start Data for processing

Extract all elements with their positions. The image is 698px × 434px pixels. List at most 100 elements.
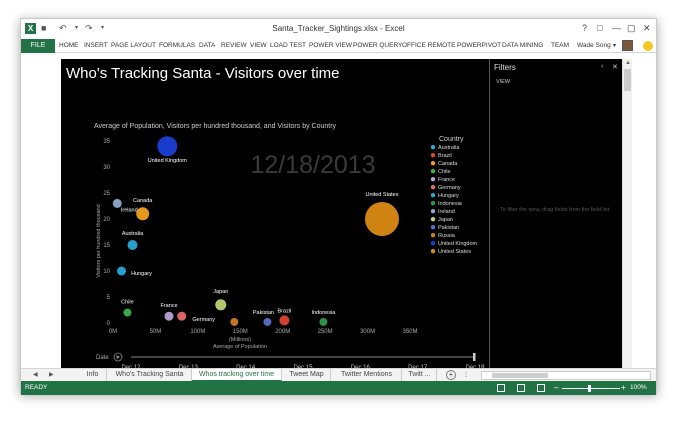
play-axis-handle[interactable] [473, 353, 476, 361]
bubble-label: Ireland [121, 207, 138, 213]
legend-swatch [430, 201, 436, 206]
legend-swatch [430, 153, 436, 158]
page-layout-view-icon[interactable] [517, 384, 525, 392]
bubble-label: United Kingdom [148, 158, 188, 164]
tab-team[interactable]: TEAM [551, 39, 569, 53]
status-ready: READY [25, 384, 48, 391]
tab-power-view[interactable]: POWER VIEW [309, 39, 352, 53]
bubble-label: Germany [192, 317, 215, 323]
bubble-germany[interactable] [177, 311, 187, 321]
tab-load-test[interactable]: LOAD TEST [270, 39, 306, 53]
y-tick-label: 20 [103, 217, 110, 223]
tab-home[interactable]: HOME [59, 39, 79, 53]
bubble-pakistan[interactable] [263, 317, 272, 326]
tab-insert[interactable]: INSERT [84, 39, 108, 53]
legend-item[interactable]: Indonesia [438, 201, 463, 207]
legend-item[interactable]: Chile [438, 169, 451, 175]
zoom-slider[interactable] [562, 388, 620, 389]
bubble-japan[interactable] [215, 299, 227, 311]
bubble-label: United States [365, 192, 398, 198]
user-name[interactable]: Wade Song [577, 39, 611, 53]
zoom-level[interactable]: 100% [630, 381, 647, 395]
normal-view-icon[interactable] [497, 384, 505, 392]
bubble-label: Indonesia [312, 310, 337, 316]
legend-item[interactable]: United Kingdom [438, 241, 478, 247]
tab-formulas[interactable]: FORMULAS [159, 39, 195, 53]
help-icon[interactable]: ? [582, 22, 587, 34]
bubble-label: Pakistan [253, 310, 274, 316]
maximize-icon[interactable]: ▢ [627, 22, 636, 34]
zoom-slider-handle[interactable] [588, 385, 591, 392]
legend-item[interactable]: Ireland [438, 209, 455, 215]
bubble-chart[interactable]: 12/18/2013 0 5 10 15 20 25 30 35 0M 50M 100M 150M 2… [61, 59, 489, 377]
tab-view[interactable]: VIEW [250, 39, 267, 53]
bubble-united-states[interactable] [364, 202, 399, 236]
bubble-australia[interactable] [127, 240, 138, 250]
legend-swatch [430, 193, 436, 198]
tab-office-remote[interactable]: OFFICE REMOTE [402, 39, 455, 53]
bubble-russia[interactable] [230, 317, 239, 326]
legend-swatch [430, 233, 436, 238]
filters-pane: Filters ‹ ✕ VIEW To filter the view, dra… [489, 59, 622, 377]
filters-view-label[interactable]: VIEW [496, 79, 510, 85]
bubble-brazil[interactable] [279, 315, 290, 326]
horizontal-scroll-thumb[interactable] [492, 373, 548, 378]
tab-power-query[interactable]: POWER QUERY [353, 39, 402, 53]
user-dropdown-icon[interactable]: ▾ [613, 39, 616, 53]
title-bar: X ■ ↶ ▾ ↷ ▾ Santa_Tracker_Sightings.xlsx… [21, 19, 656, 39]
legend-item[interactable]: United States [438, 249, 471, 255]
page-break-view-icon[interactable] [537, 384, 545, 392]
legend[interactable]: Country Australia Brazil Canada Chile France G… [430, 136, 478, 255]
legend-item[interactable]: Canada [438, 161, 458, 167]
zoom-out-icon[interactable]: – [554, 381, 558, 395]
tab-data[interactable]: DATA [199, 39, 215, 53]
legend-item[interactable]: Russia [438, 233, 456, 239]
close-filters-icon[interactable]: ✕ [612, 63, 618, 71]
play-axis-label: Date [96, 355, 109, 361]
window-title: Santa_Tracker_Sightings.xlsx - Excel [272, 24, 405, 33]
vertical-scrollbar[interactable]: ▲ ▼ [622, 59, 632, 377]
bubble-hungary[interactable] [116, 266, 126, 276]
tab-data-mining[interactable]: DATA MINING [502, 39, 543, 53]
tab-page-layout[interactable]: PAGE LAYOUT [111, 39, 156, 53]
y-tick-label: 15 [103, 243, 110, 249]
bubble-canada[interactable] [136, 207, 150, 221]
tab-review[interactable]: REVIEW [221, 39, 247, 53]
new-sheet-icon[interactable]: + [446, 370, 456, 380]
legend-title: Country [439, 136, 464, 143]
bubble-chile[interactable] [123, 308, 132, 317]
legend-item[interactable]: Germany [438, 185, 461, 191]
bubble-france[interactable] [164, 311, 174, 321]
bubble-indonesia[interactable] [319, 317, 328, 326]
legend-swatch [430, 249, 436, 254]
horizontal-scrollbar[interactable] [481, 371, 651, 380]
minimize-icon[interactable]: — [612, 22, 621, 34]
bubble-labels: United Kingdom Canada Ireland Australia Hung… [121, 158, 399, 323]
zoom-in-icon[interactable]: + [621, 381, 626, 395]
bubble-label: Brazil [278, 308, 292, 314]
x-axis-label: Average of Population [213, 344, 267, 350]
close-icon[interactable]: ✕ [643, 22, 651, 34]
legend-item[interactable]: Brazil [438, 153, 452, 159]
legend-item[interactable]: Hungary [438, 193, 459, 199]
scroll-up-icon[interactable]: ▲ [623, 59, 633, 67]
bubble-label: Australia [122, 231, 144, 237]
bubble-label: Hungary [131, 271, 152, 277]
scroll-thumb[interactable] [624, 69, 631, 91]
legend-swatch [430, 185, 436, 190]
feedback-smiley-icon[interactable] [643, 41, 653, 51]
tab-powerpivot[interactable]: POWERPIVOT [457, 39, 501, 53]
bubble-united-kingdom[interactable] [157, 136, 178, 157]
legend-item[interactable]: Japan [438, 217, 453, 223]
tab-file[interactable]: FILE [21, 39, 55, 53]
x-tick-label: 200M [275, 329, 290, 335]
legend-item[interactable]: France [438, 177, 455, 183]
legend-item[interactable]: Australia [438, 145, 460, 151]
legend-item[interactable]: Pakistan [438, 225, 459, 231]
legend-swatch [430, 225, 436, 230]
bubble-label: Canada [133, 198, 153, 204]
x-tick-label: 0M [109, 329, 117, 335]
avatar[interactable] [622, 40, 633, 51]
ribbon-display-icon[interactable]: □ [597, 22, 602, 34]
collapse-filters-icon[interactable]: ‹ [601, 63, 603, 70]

end Data for processing
start Data for processing

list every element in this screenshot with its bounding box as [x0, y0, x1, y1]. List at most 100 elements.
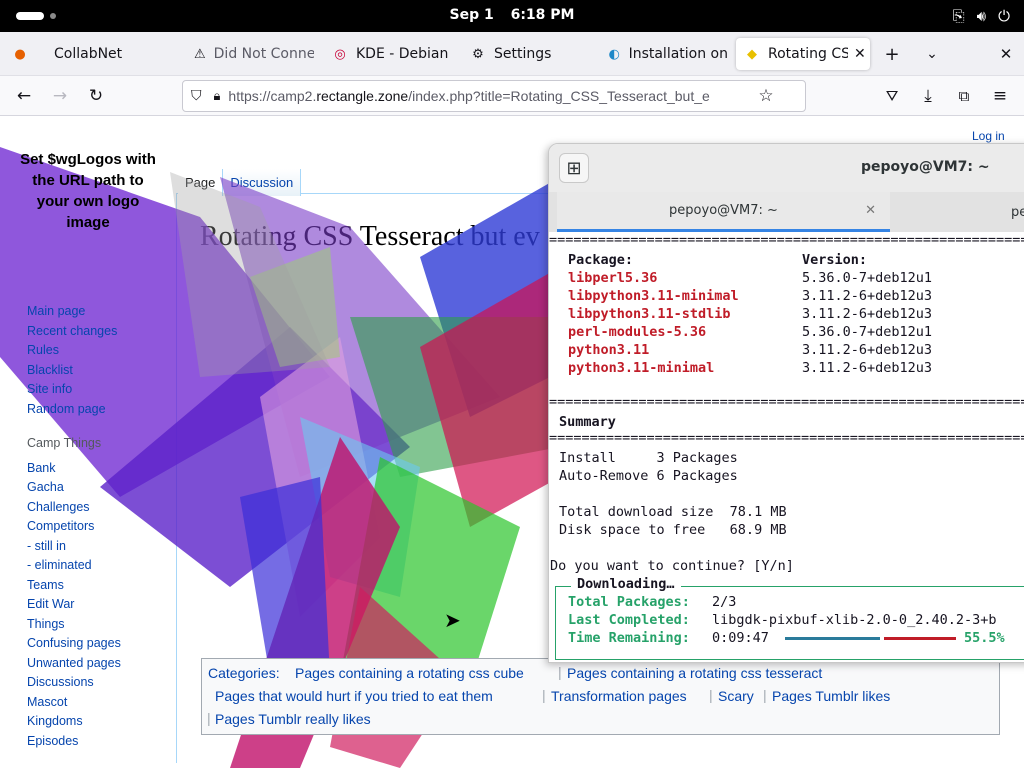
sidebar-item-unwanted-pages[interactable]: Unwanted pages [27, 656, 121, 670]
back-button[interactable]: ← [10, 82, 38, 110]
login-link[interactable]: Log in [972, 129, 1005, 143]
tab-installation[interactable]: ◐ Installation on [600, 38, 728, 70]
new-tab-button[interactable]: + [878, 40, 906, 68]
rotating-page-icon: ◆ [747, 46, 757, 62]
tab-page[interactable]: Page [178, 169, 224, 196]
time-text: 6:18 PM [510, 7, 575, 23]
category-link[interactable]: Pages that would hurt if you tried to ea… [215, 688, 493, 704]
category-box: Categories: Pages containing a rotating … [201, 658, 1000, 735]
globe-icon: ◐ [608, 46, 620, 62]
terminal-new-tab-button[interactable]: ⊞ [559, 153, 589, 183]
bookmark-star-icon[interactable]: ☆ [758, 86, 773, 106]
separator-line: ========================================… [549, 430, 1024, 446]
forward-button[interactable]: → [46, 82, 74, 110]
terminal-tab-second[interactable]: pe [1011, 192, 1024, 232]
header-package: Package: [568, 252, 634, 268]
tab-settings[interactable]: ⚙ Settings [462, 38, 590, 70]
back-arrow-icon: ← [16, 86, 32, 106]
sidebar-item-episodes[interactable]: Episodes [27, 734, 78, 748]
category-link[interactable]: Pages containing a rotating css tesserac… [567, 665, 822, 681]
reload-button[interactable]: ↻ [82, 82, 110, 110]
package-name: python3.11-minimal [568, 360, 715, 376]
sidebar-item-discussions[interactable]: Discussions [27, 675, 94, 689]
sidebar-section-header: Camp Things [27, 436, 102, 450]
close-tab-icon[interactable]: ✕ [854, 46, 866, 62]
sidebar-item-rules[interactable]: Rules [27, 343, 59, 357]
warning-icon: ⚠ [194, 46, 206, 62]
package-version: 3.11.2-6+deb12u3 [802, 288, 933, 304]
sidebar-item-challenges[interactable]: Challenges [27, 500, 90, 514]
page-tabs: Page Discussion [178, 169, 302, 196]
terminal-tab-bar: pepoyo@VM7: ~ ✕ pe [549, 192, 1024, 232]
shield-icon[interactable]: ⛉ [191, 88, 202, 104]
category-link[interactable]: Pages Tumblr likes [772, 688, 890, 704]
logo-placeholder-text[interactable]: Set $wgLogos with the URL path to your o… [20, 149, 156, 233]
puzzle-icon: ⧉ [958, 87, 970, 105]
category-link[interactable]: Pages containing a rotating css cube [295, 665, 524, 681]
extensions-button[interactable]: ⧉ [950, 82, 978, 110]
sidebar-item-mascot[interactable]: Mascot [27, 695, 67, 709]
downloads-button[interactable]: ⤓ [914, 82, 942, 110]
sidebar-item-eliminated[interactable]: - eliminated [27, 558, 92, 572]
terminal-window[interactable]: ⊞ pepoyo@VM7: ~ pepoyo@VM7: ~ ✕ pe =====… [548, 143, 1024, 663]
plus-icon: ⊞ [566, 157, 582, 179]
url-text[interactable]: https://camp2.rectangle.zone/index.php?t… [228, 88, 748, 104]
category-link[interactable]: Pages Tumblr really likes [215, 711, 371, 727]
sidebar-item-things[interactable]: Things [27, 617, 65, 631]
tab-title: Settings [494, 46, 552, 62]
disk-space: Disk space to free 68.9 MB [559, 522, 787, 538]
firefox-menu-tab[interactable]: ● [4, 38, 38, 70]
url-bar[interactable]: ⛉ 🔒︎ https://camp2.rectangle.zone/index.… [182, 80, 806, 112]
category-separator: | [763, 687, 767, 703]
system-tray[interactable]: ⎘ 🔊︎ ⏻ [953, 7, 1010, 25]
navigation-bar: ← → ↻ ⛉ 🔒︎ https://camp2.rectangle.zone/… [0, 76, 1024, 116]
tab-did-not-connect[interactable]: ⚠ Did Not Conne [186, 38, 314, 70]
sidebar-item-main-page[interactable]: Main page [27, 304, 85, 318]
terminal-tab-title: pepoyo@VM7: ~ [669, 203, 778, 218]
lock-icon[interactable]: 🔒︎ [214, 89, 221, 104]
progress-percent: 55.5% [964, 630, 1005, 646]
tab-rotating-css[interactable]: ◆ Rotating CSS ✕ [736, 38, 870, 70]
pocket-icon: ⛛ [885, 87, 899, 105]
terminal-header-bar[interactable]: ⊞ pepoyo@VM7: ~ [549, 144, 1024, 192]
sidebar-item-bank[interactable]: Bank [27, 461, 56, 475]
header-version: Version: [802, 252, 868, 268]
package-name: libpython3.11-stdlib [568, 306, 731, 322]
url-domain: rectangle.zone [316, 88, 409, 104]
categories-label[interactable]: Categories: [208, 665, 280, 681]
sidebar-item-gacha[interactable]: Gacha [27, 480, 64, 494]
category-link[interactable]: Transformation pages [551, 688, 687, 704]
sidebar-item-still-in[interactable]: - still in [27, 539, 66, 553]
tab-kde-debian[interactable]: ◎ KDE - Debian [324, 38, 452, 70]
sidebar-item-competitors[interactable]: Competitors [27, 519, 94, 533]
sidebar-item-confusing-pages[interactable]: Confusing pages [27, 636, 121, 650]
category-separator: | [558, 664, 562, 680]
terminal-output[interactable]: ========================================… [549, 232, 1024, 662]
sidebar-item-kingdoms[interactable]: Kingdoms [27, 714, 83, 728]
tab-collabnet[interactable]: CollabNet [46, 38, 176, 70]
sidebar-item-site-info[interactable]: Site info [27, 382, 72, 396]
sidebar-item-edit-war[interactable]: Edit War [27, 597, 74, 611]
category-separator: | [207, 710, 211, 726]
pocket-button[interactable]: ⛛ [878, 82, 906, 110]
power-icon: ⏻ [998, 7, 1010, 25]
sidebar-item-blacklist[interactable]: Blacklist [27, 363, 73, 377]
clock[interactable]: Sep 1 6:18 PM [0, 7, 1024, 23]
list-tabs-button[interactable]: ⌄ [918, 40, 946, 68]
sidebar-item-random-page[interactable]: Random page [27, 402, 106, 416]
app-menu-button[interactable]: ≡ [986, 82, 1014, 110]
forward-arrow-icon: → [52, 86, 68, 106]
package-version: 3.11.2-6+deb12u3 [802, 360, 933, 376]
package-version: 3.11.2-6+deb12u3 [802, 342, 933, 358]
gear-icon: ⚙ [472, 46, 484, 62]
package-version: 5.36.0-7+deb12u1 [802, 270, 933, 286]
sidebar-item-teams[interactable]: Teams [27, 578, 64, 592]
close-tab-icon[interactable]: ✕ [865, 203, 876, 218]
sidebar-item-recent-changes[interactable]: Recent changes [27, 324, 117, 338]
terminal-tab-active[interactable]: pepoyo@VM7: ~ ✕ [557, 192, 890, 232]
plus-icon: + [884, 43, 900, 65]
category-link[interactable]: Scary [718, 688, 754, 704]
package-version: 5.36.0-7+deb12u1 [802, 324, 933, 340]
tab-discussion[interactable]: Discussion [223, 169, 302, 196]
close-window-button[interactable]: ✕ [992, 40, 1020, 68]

end Data for processing
start Data for processing

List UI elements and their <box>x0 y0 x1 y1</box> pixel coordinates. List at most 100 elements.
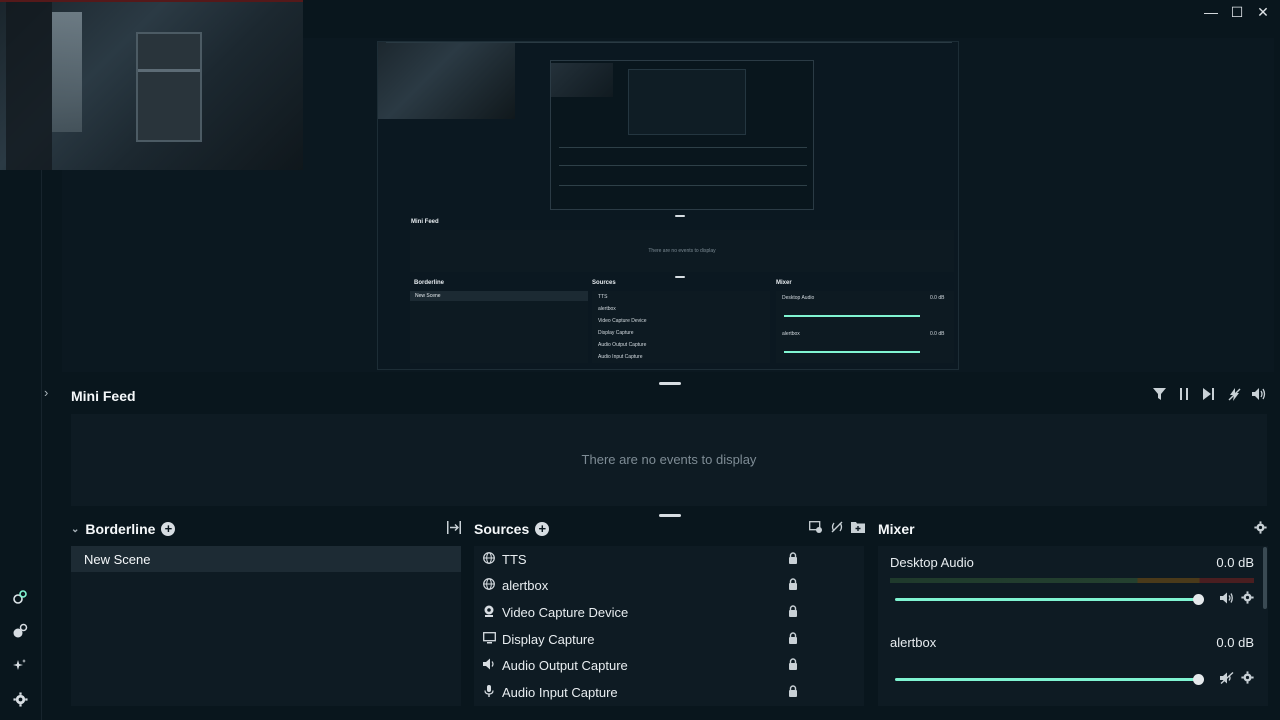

end Data for processing

Copy the items above word for word, from the line containing "list every element" through the line containing "new-tab-button[interactable]: + [878, 40, 906, 68]", both lines included. Leave the picture out of your copy.

list every element in this screenshot with its bounding box as [x0, y0, x1, y1]. List at most 100 elements.
sidebar-item-unwanted-pages[interactable]: Unwanted pages [27, 656, 121, 670]
back-button[interactable]: ← [10, 82, 38, 110]
login-link[interactable]: Log in [972, 129, 1005, 143]
tab-installation[interactable]: ◐ Installation on [600, 38, 728, 70]
new-tab-button[interactable]: + [878, 40, 906, 68]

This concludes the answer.